Data records
+ + +
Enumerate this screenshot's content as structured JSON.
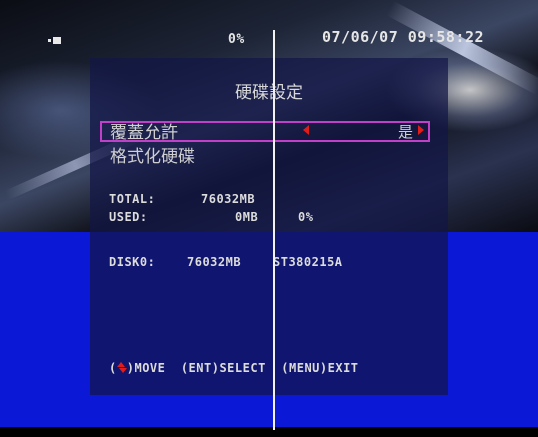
{
  "status_bar": {
    "record_icon": "record-indicator-icon",
    "hdd_percent": "0%",
    "datetime": "07/06/07 09:58:22"
  },
  "panel": {
    "title": "硬碟設定",
    "row_1": {
      "label": "覆蓋允許",
      "value": "是"
    },
    "row_2": {
      "label": "格式化硬碟"
    },
    "total_label": "TOTAL:",
    "total_value": "76032MB",
    "used_label": "USED:",
    "used_value": "0MB",
    "used_percent": "0%",
    "disk_label": "DISK0:",
    "disk_size": "76032MB",
    "disk_model": "ST380215A",
    "footer": {
      "move_icon": "up-down-arrows-icon",
      "move": "MOVE",
      "select": "(ENT)SELECT",
      "exit": "(MENU)EXIT"
    }
  },
  "colors": {
    "highlight_border": "#c040c8",
    "arrow": "#e21b1b",
    "blue_background": "#0b18d6"
  }
}
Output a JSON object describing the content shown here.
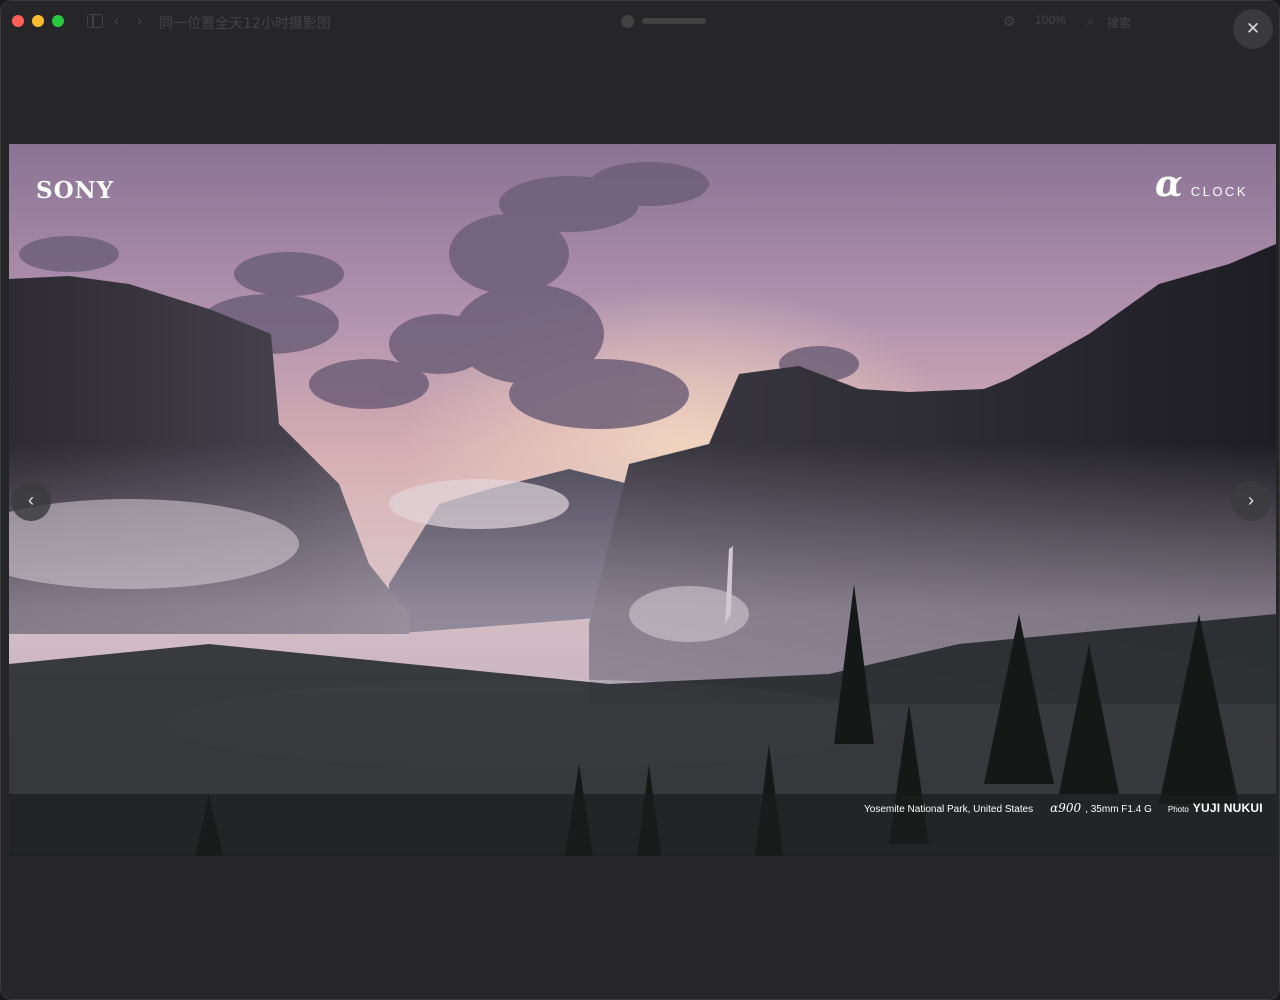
{
  "window": {
    "title": "同一位置全天12小时摄影图",
    "zoom": "100%",
    "search_label": "搜索"
  },
  "lightbox": {
    "close_icon": "close-icon",
    "prev_icon": "chevron-left-icon",
    "next_icon": "chevron-right-icon"
  },
  "photo": {
    "brand": "SONY",
    "alpha_glyph": "α",
    "clock_label": "CLOCK",
    "location": "Yosemite National Park, United States",
    "camera": "α900",
    "lens": ", 35mm F1.4 G",
    "photo_label": "Photo",
    "photographer": "YUJI NUKUI"
  },
  "colors": {
    "window_bg": "#262628",
    "close_red": "#ff5f57",
    "minimize_yellow": "#febc2e",
    "zoom_green": "#28c840"
  }
}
+ + +
Task objective:
In the records above, locate the line with "Output a JSON"; output it and each line after it through the last one, exactly, omitting pictures.

Written reply:
Output a JSON object describing the content shown here.
{
  "window": {
    "title": "同一位置全天12小时摄影图",
    "zoom": "100%",
    "search_label": "搜索"
  },
  "lightbox": {
    "close_icon": "close-icon",
    "prev_icon": "chevron-left-icon",
    "next_icon": "chevron-right-icon"
  },
  "photo": {
    "brand": "SONY",
    "alpha_glyph": "α",
    "clock_label": "CLOCK",
    "location": "Yosemite National Park, United States",
    "camera": "α900",
    "lens": ", 35mm F1.4 G",
    "photo_label": "Photo",
    "photographer": "YUJI NUKUI"
  },
  "colors": {
    "window_bg": "#262628",
    "close_red": "#ff5f57",
    "minimize_yellow": "#febc2e",
    "zoom_green": "#28c840"
  }
}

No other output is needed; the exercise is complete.